EXTRAIT CHOISI:
********

Au cours des deux derniers siècles, les énergies fossiles (charbon, pétrole et gaz naturel) ont constitué le moteur principal du développement industriel de notre civilisation. Grâce à l’extraordinaire pouvoir calorique du pétrole, les êtres humains ont enclenché une grande accélération, selon les termes d’Hartmut Rosa [1]. De nombreux paramètres permettant d’appréhender l’évolution de nos sociétés ont suivi une allure exponentielle : la consommation d’énergie, la croissance de la population, du PIB, des transports, des transactions commerciales, des services et des biens en tout genre. Cette croissance multiforme générée par les énergies fossiles a un prix : notre dette écologique. A cet emballement de l’activité humaine correspond l’évolution de nombreux paramètres permettant de mesurer l’évolution des systèmes écologiques terrestres : la concentration de CO2 dans l’atmosphère, la perte de forêts tropicales, la fonte de la calotte glaciaire, la dégradation de la biodiversité… etc. Tous les gains de productivité et de confort générés par les énergies fossiles apparaissent à présent comme une gigantesque bulle spéculative dont nous subissons de façon croissante les conséquences environnementales.

********

EXTRAIT DE DONNÉES:
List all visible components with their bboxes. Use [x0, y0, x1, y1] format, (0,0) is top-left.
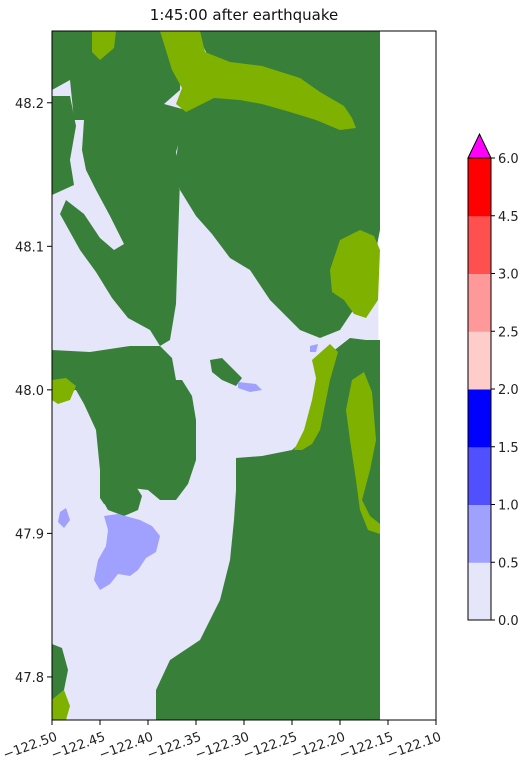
- colorbar-segment: [468, 273, 491, 332]
- land-mass: [156, 338, 380, 720]
- land-mass: [100, 474, 142, 516]
- colorbar-tick-label: 4.5: [498, 210, 519, 225]
- y-tick-label: 47.8: [15, 671, 44, 686]
- inundated-land: [160, 31, 356, 130]
- colorbar-segment: [468, 331, 491, 390]
- colorbar-segment: [468, 504, 491, 563]
- x-tick-label: −122.40: [97, 730, 155, 763]
- colorbar-segment: [468, 562, 491, 621]
- flood-depth-region: [58, 508, 70, 528]
- colorbar-segment: [468, 158, 491, 217]
- inundated-land: [346, 372, 380, 534]
- land-mass: [60, 31, 186, 346]
- y-tick-label: 48.1: [15, 240, 44, 255]
- inundated-land: [92, 31, 116, 60]
- x-tick-label: −122.50: [1, 730, 59, 763]
- colorbar-segment: [468, 215, 491, 274]
- inundated-land: [294, 344, 338, 450]
- colorbar-segment: [468, 389, 491, 448]
- inundated-land: [330, 230, 380, 318]
- x-tick-label: −122.35: [145, 730, 203, 763]
- colorbar-segment: [468, 446, 491, 505]
- colorbar-tick-label: 0.0: [498, 614, 519, 629]
- x-tick-label: −122.10: [385, 730, 443, 763]
- land-mass: [210, 358, 242, 386]
- land-mass: [52, 644, 68, 700]
- colorbar-tick-label: 3.0: [498, 268, 519, 283]
- flood-depth-region: [310, 344, 318, 352]
- chart-title: 1:45:00 after earthquake: [150, 6, 338, 24]
- flood-depth-region: [94, 514, 160, 590]
- colorbar-tick-label: 2.0: [498, 383, 519, 398]
- colorbar-tick-label: 0.5: [498, 556, 519, 571]
- colorbar-tick-label: 2.5: [498, 325, 519, 340]
- x-tick-label: −122.20: [289, 730, 347, 763]
- land-mass: [52, 346, 196, 504]
- flood-depth-region: [238, 382, 262, 392]
- colorbar-extend-arrow: [467, 132, 492, 159]
- x-tick-label: −122.15: [337, 730, 395, 763]
- y-tick-label: 48.2: [15, 97, 44, 112]
- colorbar: 0.0 0.5 1.0 1.5 2.0 2.5 3.0 4.5 6.0: [467, 132, 519, 629]
- colorbar-tick-label: 1.0: [498, 499, 519, 514]
- land-mass: [52, 96, 76, 195]
- y-tick-label: 48.0: [15, 384, 44, 399]
- x-axis: −122.50−122.45−122.40−122.35−122.30−122.…: [1, 720, 443, 763]
- x-tick-label: −122.45: [49, 730, 107, 763]
- y-tick-label: 47.9: [15, 527, 44, 542]
- inundated-land: [52, 690, 70, 720]
- colorbar-tick-label: 6.0: [498, 152, 519, 167]
- y-axis: 47.8 47.9 48.0 48.1 48.2: [15, 97, 52, 686]
- x-tick-label: −122.25: [241, 730, 299, 763]
- colorbar-tick-label: 1.5: [498, 441, 519, 456]
- inundated-land: [52, 378, 76, 404]
- x-tick-label: −122.30: [193, 730, 251, 763]
- plot-area: [52, 31, 436, 720]
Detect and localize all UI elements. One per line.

********

CONSIGNE 1: Mettez sous forme de liste numérotée les lignes comprises entre celle qui contient « - colorbar-segment: [468, 273, 491, 332] » et celle qui contient « - inundated-land: [294, 344, 338, 450] », bornes incluses, en laissant de côté les lignes vides.
CONSIGNE 2: Poursuivez l'extrait sur les énergies fossiles à partir de sa dernière phrase.

RÉSULTAT 1:
1. - colorbar-segment: [468, 273, 491, 332]
2. - land-mass: [156, 338, 380, 720]
3. - land-mass: [100, 474, 142, 516]
4. - colorbar-tick-label: 4.5: [498, 210, 519, 225]
5. - y-tick-label: 47.8: [15, 671, 44, 686]
6. - inundated-land: [160, 31, 356, 130]
7. - colorbar-segment: [468, 331, 491, 390]
8. - colorbar-segment: [468, 504, 491, 563]
9. - x-tick-label: −122.40: [97, 730, 155, 763]
10. - colorbar-segment: [468, 562, 491, 621]
11. - flood-depth-region: [58, 508, 70, 528]
12. - colorbar-segment: [468, 158, 491, 217]
13. - inundated-land: [346, 372, 380, 534]
14. - land-mass: [60, 31, 186, 346]
15. - y-tick-label: 48.1: [15, 240, 44, 255]
16. - inundated-land: [92, 31, 116, 60]
17. - x-tick-label: −122.50: [1, 730, 59, 763]
18. - colorbar-segment: [468, 215, 491, 274]
19. - inundated-land: [294, 344, 338, 450]

RÉSULTAT 2:
Vers la fin de l’âge du pétrole
Aujourd’hui, le basculement dans une ère civilisationnelle post-carbone est tout d’abord une nécessité éthique. Il s’agit de contenir le changement climatique et de préserver les écosystèmes afin d’assurer aux générations présentes et futures des conditions d’existence dignes. Au mois de novembre 2017, 15 000 scientifiques lançaient un ultime avertissement à l’humanité pour un changement de comportement drastique. Rappelons les recommandations du Groupe d’experts Intergouvernemental sur l’Evolution du Climat (GIEC) : au-delà de deux degrés d’augmentation de la température moyenne depuis l’ère préindustrielle, le climat s’emballerait, entraînant des catastrophes en cascade de grande ampleur (ouragans, sècheresse, montée des eaux, incendies) et leur lot de souffrances. Pour cette raison, il est urgent d’apprendre à se passer des ressources énergétiques qui ont fait la prospérité de notre civilisation moderne : le pétrole et le charbon.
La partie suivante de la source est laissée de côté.